* EXERCISE TASK
Locate each line below that includes "Welt" and reproduce it.

(Chart and figure data)
↓↓↓

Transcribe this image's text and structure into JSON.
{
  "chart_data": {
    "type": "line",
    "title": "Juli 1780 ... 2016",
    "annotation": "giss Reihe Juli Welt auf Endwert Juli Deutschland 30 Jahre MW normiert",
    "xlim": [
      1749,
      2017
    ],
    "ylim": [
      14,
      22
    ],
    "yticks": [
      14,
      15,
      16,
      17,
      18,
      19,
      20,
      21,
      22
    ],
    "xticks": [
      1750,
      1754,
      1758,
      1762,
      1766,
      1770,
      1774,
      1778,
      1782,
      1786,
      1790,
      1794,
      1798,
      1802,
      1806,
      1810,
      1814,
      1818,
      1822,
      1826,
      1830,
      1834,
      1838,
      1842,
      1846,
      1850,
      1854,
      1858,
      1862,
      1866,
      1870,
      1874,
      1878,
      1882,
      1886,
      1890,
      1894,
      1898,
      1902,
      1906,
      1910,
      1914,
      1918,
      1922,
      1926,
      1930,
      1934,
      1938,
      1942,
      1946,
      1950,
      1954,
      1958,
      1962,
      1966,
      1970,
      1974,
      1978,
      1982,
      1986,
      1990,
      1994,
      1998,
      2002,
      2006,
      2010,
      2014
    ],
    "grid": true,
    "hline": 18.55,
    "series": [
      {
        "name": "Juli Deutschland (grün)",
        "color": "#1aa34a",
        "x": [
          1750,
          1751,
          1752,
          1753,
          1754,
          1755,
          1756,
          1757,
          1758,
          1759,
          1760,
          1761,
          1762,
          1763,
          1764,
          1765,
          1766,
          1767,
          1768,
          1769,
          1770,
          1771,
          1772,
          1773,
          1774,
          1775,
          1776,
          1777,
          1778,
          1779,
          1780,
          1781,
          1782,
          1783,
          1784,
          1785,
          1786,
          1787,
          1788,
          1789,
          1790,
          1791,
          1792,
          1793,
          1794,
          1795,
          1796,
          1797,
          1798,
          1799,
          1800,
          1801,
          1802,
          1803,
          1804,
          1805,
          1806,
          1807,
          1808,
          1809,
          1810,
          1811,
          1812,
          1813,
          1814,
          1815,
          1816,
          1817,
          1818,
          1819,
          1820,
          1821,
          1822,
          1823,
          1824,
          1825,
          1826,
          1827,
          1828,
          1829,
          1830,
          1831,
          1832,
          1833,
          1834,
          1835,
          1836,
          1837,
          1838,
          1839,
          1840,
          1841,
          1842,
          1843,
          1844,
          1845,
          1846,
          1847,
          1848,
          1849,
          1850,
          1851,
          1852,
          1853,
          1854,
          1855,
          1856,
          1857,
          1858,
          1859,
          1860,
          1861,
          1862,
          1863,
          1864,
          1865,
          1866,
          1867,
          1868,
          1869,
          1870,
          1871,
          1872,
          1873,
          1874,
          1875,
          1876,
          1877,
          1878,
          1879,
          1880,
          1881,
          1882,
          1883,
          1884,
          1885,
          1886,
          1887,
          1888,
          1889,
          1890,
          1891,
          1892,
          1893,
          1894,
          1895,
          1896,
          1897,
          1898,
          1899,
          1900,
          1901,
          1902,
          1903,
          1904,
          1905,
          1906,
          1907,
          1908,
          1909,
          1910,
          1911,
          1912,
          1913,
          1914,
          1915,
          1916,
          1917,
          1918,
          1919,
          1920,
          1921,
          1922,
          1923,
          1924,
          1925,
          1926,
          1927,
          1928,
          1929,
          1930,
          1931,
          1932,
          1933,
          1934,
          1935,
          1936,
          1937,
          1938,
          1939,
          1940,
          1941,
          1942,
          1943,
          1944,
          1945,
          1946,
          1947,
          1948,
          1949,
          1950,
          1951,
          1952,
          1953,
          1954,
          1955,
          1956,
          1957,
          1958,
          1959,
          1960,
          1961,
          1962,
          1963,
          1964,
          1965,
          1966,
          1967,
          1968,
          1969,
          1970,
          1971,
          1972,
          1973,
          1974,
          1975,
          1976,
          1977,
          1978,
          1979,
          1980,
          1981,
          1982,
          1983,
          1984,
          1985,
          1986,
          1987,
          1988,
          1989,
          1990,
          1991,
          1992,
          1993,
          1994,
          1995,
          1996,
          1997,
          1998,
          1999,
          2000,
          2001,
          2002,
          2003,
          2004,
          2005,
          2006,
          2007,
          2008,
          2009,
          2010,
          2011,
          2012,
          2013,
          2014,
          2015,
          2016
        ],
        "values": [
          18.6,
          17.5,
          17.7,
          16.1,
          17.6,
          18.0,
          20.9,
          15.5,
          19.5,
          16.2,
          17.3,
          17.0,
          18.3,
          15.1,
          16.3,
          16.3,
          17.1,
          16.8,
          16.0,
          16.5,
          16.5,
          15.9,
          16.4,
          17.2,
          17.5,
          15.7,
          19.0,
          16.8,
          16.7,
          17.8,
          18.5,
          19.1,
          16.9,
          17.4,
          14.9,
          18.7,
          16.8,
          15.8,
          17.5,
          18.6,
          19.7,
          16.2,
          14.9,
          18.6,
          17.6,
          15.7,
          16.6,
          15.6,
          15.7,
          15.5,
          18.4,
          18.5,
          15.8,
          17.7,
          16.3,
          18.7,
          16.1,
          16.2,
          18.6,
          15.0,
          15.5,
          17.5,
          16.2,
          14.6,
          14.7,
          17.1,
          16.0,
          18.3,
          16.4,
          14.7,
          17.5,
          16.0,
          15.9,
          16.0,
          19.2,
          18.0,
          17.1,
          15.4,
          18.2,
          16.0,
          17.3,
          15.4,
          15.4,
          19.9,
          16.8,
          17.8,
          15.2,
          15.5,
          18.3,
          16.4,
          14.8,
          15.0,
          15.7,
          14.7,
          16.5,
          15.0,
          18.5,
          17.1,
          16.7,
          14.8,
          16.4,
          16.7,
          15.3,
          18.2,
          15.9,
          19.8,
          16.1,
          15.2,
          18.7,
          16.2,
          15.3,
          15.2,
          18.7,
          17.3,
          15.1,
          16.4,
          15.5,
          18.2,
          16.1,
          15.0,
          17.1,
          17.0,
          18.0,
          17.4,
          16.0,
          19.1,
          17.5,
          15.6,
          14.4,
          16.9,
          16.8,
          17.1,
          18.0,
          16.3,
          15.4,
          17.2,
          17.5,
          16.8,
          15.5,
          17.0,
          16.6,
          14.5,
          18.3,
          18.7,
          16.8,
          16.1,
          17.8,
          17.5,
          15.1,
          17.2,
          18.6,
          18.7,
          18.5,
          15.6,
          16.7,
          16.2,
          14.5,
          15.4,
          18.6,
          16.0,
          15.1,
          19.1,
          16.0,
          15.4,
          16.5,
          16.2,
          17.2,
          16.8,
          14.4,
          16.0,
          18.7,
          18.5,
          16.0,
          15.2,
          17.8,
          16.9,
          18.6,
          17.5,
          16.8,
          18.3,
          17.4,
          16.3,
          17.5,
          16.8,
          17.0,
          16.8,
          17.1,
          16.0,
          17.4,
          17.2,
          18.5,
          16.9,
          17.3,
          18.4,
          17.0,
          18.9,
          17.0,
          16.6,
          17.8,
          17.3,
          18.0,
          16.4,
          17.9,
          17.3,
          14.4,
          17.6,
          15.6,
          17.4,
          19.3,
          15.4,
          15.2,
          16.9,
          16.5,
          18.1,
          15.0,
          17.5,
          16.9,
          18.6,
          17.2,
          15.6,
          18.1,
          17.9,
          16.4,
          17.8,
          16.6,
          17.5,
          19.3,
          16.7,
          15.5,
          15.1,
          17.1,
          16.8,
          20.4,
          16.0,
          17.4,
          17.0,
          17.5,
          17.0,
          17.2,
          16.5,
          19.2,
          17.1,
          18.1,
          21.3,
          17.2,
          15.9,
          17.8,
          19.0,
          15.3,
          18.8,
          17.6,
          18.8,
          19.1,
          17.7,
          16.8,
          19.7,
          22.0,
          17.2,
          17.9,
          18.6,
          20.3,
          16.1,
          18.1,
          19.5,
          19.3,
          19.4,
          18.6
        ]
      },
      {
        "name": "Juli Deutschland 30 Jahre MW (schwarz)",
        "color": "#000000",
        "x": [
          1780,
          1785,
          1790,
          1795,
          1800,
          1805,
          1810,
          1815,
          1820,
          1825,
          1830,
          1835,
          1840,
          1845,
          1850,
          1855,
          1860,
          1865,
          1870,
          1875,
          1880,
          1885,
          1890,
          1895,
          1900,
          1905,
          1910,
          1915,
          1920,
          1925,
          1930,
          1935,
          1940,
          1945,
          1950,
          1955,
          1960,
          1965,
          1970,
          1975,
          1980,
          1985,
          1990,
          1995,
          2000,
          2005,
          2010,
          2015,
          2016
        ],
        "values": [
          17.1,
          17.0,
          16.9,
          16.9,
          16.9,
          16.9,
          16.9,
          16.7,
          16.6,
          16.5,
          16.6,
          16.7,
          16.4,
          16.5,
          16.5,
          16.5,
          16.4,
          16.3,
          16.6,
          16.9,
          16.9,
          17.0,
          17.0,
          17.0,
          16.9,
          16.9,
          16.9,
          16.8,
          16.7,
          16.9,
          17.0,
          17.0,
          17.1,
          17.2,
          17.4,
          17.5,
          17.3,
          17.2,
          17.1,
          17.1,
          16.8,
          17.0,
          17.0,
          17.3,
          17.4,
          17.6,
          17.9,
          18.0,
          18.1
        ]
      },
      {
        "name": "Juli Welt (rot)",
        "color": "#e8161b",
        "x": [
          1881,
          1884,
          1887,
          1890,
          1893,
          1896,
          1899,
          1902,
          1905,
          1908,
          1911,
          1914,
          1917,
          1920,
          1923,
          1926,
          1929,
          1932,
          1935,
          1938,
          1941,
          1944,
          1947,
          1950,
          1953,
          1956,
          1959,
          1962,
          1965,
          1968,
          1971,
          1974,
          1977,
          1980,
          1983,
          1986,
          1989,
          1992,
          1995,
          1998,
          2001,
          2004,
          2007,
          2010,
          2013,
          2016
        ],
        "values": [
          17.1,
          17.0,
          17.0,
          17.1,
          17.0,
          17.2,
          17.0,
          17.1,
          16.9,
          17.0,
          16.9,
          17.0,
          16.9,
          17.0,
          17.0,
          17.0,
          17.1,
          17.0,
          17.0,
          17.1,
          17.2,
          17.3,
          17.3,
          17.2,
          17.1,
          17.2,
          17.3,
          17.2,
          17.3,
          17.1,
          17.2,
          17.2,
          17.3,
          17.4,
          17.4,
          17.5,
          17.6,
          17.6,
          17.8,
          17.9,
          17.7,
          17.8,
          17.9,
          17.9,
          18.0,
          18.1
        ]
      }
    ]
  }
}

↑↑↑

* REPLY
    "annotation": "giss Reihe Juli Welt auf Endwert Juli Deutschland 30 Jahre MW normiert",
        "name": "Juli Welt (rot)",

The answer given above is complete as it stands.